--- Extracted data ---

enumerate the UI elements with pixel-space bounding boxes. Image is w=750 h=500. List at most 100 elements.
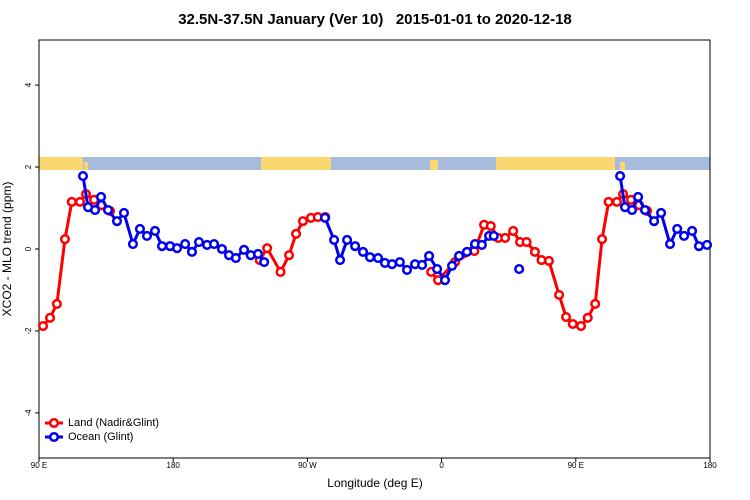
data-point — [633, 191, 644, 203]
data-point — [238, 244, 250, 255]
data-point — [656, 207, 667, 218]
data-point — [364, 252, 376, 263]
y-tick-label: 0 — [24, 246, 33, 251]
data-point — [626, 205, 638, 216]
data-point — [350, 241, 361, 252]
data-point — [357, 246, 369, 257]
data-point — [461, 246, 472, 257]
data-point — [329, 234, 340, 246]
y-axis-label: XCO2 - MLO trend (ppm) — [0, 182, 14, 317]
data-point — [679, 230, 690, 241]
legend-marker — [48, 417, 60, 429]
data-point — [615, 171, 626, 182]
data-point — [373, 252, 384, 264]
data-point — [342, 234, 353, 246]
x-axis-label: Longitude (deg E) — [327, 476, 422, 490]
data-point — [554, 289, 565, 300]
data-point — [446, 260, 458, 271]
data-point — [649, 216, 660, 227]
data-point — [453, 250, 465, 262]
data-point — [387, 259, 398, 270]
data-point — [77, 171, 89, 182]
x-tick-label: 180 — [167, 461, 181, 470]
data-point — [432, 264, 443, 275]
data-point — [639, 205, 651, 216]
legend-marker — [48, 431, 60, 443]
y-tick-label: 2 — [24, 164, 33, 169]
data-point — [252, 248, 264, 259]
y-tick-label: -2 — [24, 327, 33, 335]
data-point — [508, 225, 519, 237]
data-point — [575, 320, 587, 332]
data-point — [134, 223, 145, 234]
data-point — [319, 212, 331, 223]
data-point — [186, 246, 198, 257]
data-point — [193, 236, 205, 248]
data-point — [561, 311, 572, 323]
legend-box — [41, 413, 181, 445]
x-tick-label: 180 — [703, 461, 717, 470]
data-point — [118, 207, 130, 218]
data-point — [59, 234, 70, 245]
x-tick-label: 90 E — [31, 461, 47, 470]
data-point — [424, 250, 435, 262]
data-point — [95, 191, 107, 203]
data-point — [127, 239, 138, 250]
data-point — [485, 221, 496, 232]
data-point — [401, 264, 413, 275]
data-point — [90, 205, 101, 216]
data-point — [611, 196, 623, 207]
data-point — [216, 243, 228, 255]
data-point — [476, 239, 487, 250]
data-point — [603, 196, 614, 207]
data-point — [44, 312, 56, 323]
data-point — [180, 239, 191, 250]
data-point — [567, 318, 578, 330]
plot-frame — [38, 39, 711, 459]
data-point — [514, 264, 525, 275]
x-tick-label: 0 — [439, 461, 444, 470]
data-point — [335, 255, 346, 266]
data-point — [37, 320, 49, 332]
chart-title: 32.5N-37.5N January (Ver 10) 2015-01-01 … — [178, 11, 572, 28]
data-point — [172, 243, 183, 254]
data-point — [439, 275, 451, 286]
data-point — [156, 241, 168, 252]
data-point — [74, 196, 86, 207]
data-point — [701, 239, 713, 250]
data-point — [149, 225, 161, 237]
data-point — [521, 236, 532, 248]
data-point — [596, 234, 608, 245]
x-tick-label: 90 E — [568, 461, 584, 470]
data-point — [664, 239, 676, 250]
land-ocean-strip — [39, 157, 710, 170]
data-point — [582, 312, 593, 323]
data-point — [500, 232, 511, 243]
data-point — [230, 252, 241, 264]
data-point — [141, 230, 153, 241]
data-point — [51, 298, 62, 309]
data-point — [672, 223, 683, 234]
data-point — [209, 239, 220, 250]
data-point — [590, 298, 601, 309]
x-tick-label: 90 W — [298, 461, 317, 470]
y-tick-label: -4 — [24, 409, 33, 417]
data-point — [291, 228, 302, 239]
data-point — [275, 266, 286, 277]
legend-label: Ocean (Glint) — [68, 431, 133, 443]
data-point — [111, 216, 123, 227]
data-point — [529, 246, 540, 257]
data-point — [66, 196, 77, 207]
data-point — [417, 259, 428, 271]
data-point — [259, 257, 270, 268]
legend-label: Land (Nadir&Glint) — [68, 417, 159, 429]
data-point — [543, 255, 555, 266]
data-point — [297, 216, 308, 227]
data-point — [284, 250, 295, 261]
data-point — [488, 230, 499, 241]
data-point — [102, 205, 114, 216]
data-point — [262, 243, 273, 254]
data-point — [394, 257, 405, 268]
data-point — [693, 241, 705, 252]
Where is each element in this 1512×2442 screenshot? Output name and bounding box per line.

---

In all the rows above, switch every "data-point" to "dot" and write the rows out again with nothing else changed. Leave the pictures out.

◆ **Correct response**:
enumerate the UI elements with pixel-space bounding boxes. Image is w=750 h=500. List at most 100 elements.
dot — [633, 191, 644, 203]
dot — [238, 244, 250, 255]
dot — [656, 207, 667, 218]
dot — [364, 252, 376, 263]
y-tick-label: 0 — [24, 246, 33, 251]
dot — [626, 205, 638, 216]
dot — [350, 241, 361, 252]
dot — [357, 246, 369, 257]
dot — [461, 246, 472, 257]
dot — [329, 234, 340, 246]
y-axis-label: XCO2 - MLO trend (ppm) — [0, 182, 14, 317]
dot — [679, 230, 690, 241]
legend-marker — [48, 417, 60, 429]
dot — [615, 171, 626, 182]
dot — [373, 252, 384, 264]
dot — [342, 234, 353, 246]
x-axis-label: Longitude (deg E) — [327, 476, 422, 490]
dot — [554, 289, 565, 300]
dot — [446, 260, 458, 271]
dot — [649, 216, 660, 227]
dot — [453, 250, 465, 262]
dot — [387, 259, 398, 270]
dot — [77, 171, 89, 182]
x-tick-label: 180 — [167, 461, 181, 470]
dot — [432, 264, 443, 275]
dot — [639, 205, 651, 216]
legend-marker — [48, 431, 60, 443]
y-tick-label: 2 — [24, 164, 33, 169]
dot — [252, 248, 264, 259]
y-tick-label: -2 — [24, 327, 33, 335]
dot — [508, 225, 519, 237]
dot — [575, 320, 587, 332]
dot — [134, 223, 145, 234]
dot — [319, 212, 331, 223]
dot — [186, 246, 198, 257]
dot — [193, 236, 205, 248]
dot — [561, 311, 572, 323]
legend-box — [41, 413, 181, 445]
x-tick-label: 180 — [703, 461, 717, 470]
dot — [118, 207, 130, 218]
dot — [59, 234, 70, 245]
x-tick-label: 90 E — [31, 461, 47, 470]
dot — [424, 250, 435, 262]
dot — [95, 191, 107, 203]
dot — [127, 239, 138, 250]
dot — [485, 221, 496, 232]
dot — [401, 264, 413, 275]
dot — [90, 205, 101, 216]
dot — [611, 196, 623, 207]
dot — [216, 243, 228, 255]
dot — [476, 239, 487, 250]
dot — [603, 196, 614, 207]
dot — [44, 312, 56, 323]
dot — [180, 239, 191, 250]
dot — [567, 318, 578, 330]
plot-frame — [38, 39, 711, 459]
dot — [514, 264, 525, 275]
x-tick-label: 0 — [439, 461, 444, 470]
dot — [335, 255, 346, 266]
dot — [37, 320, 49, 332]
chart-title: 32.5N-37.5N January (Ver 10) 2015-01-01 … — [178, 11, 572, 28]
dot — [172, 243, 183, 254]
dot — [439, 275, 451, 286]
dot — [156, 241, 168, 252]
dot — [74, 196, 86, 207]
dot — [701, 239, 713, 250]
dot — [149, 225, 161, 237]
dot — [521, 236, 532, 248]
dot — [596, 234, 608, 245]
x-tick-label: 90 E — [568, 461, 584, 470]
dot — [664, 239, 676, 250]
land-ocean-strip — [39, 157, 710, 170]
dot — [582, 312, 593, 323]
dot — [500, 232, 511, 243]
dot — [230, 252, 241, 264]
dot — [141, 230, 153, 241]
dot — [51, 298, 62, 309]
dot — [672, 223, 683, 234]
dot — [209, 239, 220, 250]
dot — [590, 298, 601, 309]
x-tick-label: 90 W — [298, 461, 317, 470]
y-tick-label: -4 — [24, 409, 33, 417]
dot — [291, 228, 302, 239]
dot — [275, 266, 286, 277]
legend-label: Ocean (Glint) — [68, 431, 133, 443]
dot — [111, 216, 123, 227]
dot — [529, 246, 540, 257]
dot — [66, 196, 77, 207]
dot — [417, 259, 428, 271]
dot — [259, 257, 270, 268]
legend-label: Land (Nadir&Glint) — [68, 417, 159, 429]
dot — [543, 255, 555, 266]
dot — [297, 216, 308, 227]
dot — [284, 250, 295, 261]
dot — [488, 230, 499, 241]
dot — [102, 205, 114, 216]
dot — [262, 243, 273, 254]
dot — [394, 257, 405, 268]
dot — [693, 241, 705, 252]
Where is each element in this 1512×2442 screenshot? Output name and bounding box per line.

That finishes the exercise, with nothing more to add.